*Work to be completed*:
Which lines below hold the word "JSON"? Copy all of them.

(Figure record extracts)
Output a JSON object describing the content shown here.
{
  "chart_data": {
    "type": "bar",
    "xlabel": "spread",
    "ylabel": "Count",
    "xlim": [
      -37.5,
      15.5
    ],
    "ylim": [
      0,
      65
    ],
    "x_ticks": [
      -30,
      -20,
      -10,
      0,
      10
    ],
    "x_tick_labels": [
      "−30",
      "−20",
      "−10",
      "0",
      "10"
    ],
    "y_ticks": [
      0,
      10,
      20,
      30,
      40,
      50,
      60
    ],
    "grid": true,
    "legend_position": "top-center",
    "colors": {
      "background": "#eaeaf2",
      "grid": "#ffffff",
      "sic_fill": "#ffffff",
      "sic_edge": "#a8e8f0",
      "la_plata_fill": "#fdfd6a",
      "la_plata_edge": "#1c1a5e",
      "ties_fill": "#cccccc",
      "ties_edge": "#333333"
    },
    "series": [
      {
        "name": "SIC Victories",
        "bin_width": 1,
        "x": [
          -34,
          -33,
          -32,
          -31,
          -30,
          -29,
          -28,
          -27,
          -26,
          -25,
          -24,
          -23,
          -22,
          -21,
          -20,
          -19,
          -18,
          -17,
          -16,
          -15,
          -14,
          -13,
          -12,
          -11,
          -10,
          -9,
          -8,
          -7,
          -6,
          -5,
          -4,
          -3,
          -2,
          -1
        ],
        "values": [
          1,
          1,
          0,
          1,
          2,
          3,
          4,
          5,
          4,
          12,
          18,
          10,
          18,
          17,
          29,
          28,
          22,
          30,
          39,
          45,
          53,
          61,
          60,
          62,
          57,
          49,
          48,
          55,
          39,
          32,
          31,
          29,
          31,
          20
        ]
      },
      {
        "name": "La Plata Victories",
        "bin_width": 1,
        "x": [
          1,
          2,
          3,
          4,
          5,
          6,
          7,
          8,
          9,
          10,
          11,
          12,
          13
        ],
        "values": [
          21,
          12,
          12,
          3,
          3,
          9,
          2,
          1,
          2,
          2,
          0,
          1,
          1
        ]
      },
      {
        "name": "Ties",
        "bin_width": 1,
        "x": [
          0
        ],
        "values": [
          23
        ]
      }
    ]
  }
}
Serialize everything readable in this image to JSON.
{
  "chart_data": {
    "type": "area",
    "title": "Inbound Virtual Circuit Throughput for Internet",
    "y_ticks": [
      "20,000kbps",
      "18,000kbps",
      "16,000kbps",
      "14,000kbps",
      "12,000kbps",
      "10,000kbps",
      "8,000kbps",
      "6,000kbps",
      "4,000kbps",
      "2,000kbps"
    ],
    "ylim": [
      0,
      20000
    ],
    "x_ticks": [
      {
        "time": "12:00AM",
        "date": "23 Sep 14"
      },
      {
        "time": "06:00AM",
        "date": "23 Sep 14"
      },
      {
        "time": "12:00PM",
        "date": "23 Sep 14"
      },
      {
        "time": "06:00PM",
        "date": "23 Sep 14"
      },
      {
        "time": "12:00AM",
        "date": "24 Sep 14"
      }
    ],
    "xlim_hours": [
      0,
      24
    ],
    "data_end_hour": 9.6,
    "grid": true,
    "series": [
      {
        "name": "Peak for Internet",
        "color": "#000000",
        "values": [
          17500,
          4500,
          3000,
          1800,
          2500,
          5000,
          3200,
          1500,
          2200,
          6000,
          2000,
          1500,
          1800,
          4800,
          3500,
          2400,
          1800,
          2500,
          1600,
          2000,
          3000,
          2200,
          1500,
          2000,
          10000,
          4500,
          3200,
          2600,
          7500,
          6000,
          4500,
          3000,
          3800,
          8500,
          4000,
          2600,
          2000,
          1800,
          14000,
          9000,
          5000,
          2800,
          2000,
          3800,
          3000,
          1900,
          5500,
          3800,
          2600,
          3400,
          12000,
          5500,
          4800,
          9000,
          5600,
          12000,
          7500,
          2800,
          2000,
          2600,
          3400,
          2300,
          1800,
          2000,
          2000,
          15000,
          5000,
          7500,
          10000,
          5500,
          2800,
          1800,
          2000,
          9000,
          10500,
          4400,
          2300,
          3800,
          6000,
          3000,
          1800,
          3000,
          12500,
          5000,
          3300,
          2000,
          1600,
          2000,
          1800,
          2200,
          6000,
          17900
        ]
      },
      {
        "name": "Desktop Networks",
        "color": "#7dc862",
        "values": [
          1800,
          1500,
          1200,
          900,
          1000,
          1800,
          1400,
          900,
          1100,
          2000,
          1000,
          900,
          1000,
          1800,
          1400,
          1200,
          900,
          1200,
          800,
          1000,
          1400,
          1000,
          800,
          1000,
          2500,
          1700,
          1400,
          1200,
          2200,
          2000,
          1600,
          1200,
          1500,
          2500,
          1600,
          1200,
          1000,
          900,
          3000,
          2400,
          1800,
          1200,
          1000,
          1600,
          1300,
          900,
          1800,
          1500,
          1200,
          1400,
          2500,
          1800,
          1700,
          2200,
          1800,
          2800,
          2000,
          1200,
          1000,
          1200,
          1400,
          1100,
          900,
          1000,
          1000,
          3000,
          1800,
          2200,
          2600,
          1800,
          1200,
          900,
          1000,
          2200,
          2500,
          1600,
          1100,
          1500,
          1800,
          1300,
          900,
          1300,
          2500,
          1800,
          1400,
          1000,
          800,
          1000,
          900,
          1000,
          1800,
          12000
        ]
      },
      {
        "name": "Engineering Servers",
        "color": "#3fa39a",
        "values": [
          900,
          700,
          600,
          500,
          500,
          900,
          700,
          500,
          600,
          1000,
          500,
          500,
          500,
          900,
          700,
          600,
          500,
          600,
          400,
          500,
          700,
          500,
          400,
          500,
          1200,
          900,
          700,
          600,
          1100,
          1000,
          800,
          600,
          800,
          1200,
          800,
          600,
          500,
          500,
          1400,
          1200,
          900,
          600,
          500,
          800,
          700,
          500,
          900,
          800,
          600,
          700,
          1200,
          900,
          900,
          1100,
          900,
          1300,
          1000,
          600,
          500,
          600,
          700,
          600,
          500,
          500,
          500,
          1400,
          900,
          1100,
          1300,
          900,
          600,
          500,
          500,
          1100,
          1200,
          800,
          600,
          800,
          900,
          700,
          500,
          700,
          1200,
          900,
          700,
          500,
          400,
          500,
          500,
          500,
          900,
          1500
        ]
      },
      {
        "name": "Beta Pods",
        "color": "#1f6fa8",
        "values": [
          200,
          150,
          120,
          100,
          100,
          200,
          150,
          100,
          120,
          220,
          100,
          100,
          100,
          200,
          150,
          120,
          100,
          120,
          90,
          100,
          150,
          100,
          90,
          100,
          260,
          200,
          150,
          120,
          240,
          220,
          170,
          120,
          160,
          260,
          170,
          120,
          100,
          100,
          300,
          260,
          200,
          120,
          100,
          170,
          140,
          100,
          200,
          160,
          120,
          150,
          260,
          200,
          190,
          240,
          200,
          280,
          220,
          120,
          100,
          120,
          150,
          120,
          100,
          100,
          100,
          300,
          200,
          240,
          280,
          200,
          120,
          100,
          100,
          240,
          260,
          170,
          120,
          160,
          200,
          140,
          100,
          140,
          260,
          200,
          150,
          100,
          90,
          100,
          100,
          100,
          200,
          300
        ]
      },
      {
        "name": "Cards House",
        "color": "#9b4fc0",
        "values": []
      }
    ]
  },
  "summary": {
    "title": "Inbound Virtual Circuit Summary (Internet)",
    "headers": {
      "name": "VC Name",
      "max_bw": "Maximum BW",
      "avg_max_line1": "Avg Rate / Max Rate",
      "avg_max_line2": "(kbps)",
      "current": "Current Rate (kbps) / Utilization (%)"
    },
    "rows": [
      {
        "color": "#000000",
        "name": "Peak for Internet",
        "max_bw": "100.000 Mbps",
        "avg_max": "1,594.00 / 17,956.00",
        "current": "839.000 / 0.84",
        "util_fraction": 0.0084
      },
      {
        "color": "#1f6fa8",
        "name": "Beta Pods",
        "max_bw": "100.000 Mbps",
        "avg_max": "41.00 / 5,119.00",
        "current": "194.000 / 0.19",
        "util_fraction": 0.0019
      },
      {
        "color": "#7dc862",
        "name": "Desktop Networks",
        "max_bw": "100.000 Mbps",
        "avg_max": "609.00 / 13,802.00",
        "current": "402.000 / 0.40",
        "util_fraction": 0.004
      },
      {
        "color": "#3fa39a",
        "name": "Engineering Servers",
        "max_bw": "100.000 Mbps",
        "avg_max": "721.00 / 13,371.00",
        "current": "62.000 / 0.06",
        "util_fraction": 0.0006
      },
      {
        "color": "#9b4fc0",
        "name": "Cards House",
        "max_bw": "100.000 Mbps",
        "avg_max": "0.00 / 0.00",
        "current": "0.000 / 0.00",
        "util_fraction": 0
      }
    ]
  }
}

*Solution to this exercise*:
Output a JSON object describing the content shown here.
Serialize everything readable in this image to JSON.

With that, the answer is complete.